• Required work
Scan the data below for the string "definida". Show every line where it turns up.

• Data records
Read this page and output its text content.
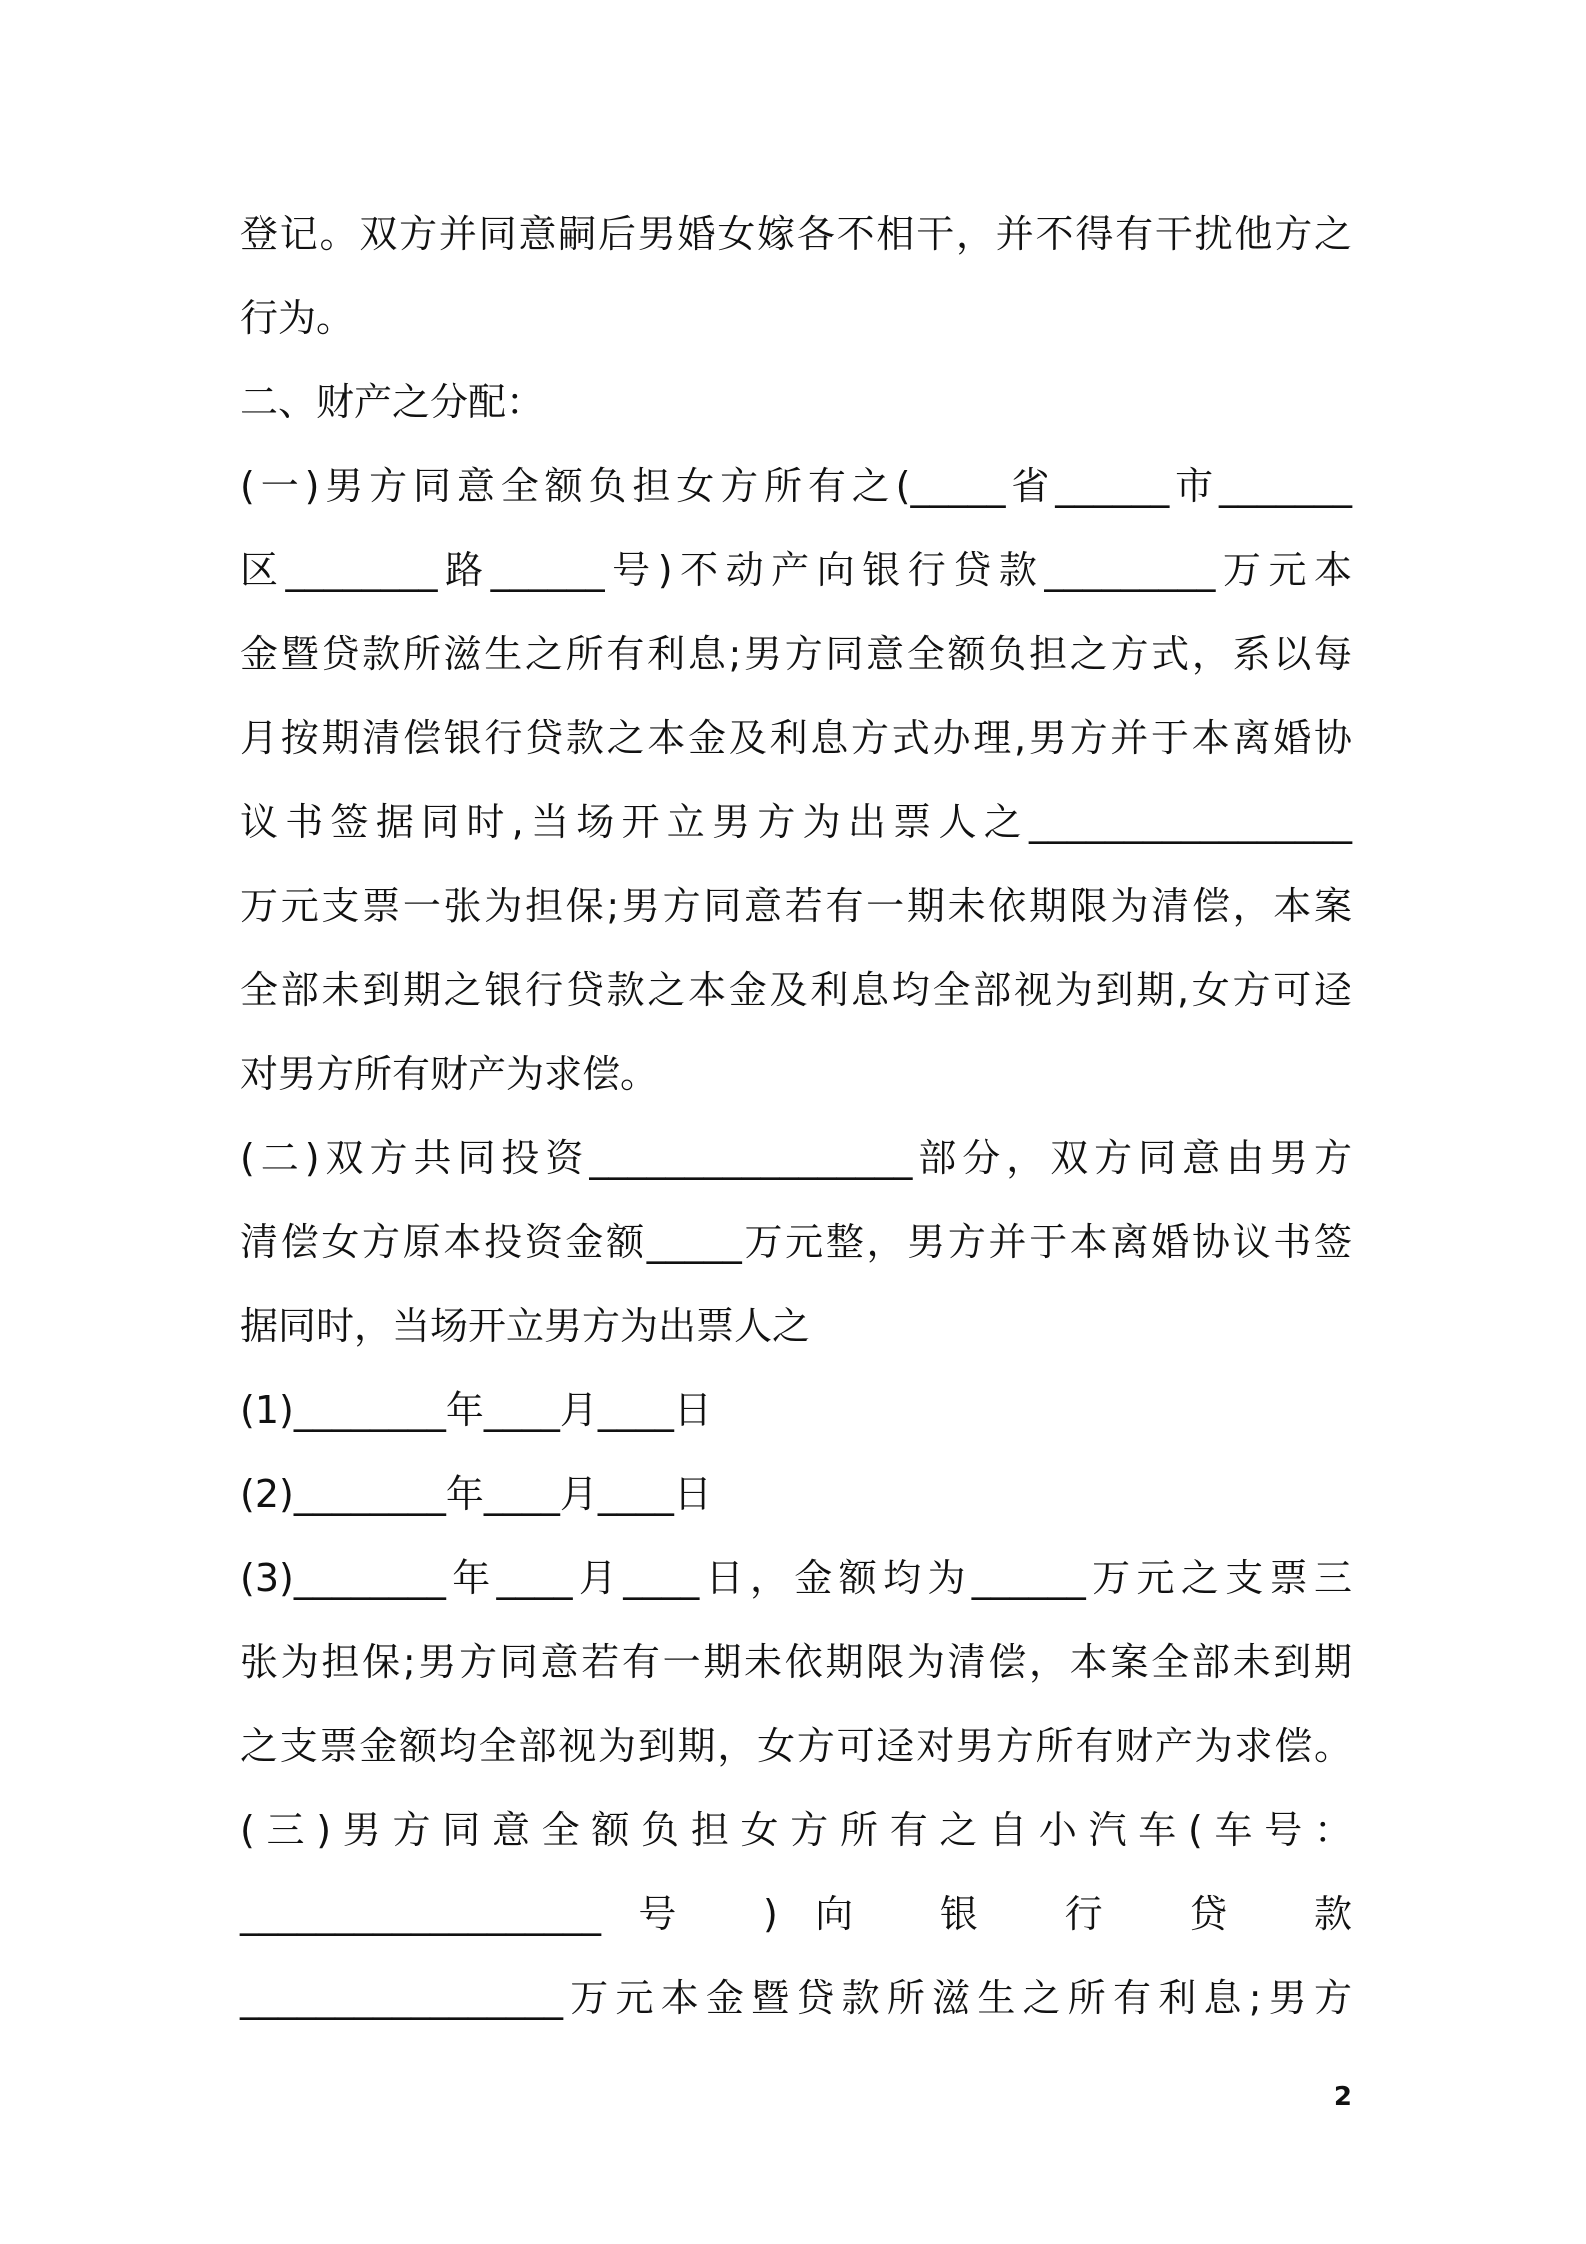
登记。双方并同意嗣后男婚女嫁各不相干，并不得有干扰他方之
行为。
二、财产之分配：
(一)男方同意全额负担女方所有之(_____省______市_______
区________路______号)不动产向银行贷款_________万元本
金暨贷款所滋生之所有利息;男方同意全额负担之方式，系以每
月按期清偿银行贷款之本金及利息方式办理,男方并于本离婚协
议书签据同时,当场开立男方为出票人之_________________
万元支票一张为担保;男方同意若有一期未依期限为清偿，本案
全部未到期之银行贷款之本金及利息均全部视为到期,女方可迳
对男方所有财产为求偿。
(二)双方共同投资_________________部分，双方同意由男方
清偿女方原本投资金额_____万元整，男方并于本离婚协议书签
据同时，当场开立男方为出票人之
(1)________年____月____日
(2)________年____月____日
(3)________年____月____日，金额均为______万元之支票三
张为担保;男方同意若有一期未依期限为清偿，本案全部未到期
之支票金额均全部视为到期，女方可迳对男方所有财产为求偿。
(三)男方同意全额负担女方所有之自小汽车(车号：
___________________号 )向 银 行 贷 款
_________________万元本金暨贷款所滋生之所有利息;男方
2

--

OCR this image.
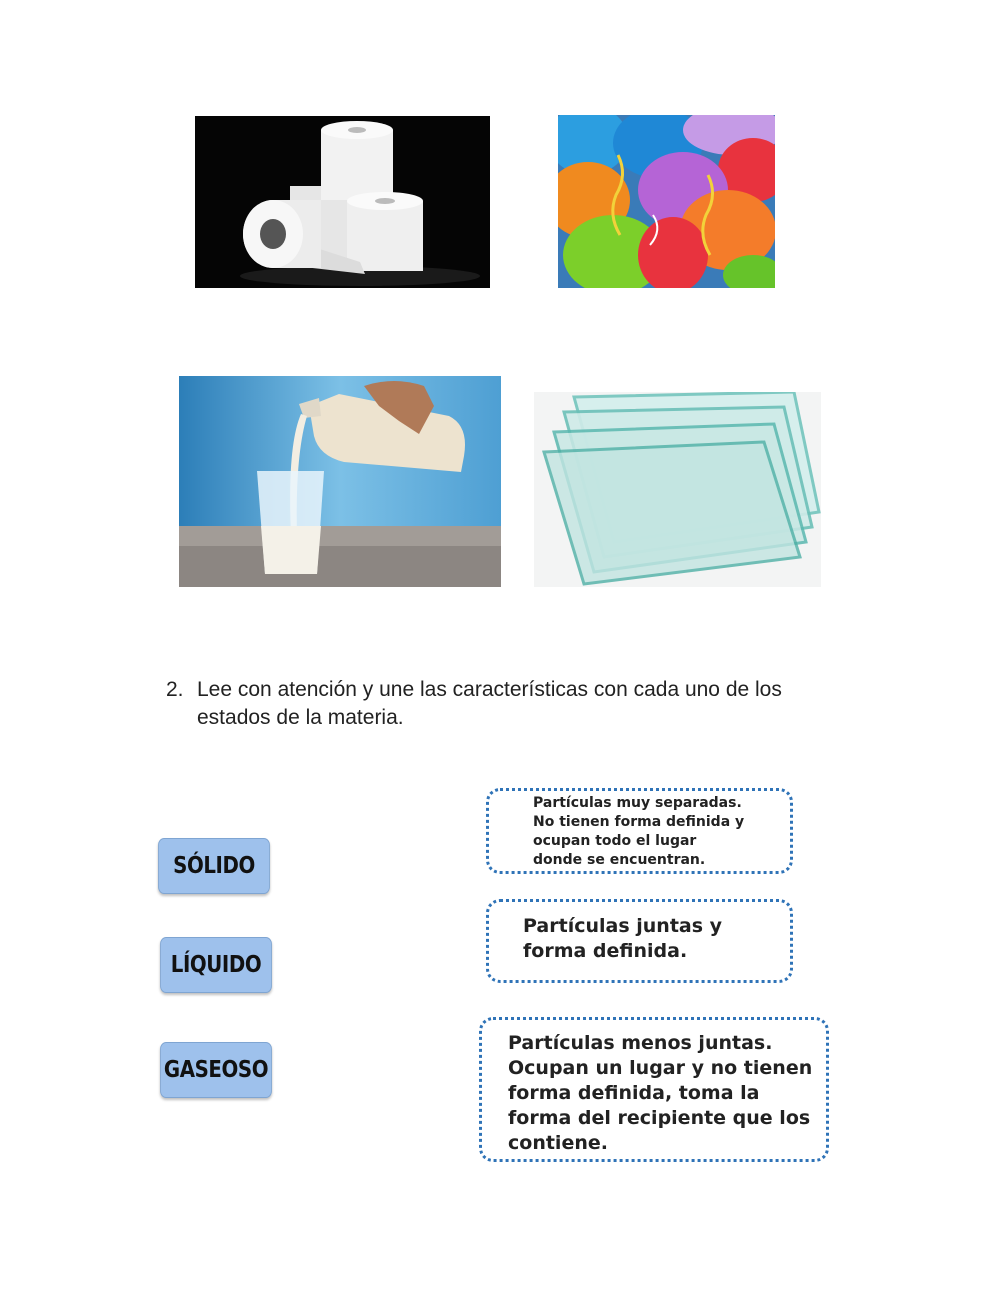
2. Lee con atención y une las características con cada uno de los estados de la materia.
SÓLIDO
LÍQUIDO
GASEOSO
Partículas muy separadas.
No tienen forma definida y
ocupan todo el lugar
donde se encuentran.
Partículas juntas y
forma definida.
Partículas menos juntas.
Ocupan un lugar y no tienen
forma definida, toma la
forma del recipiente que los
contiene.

• Reply to the task
No tienen forma definida y
forma definida.
forma definida, toma la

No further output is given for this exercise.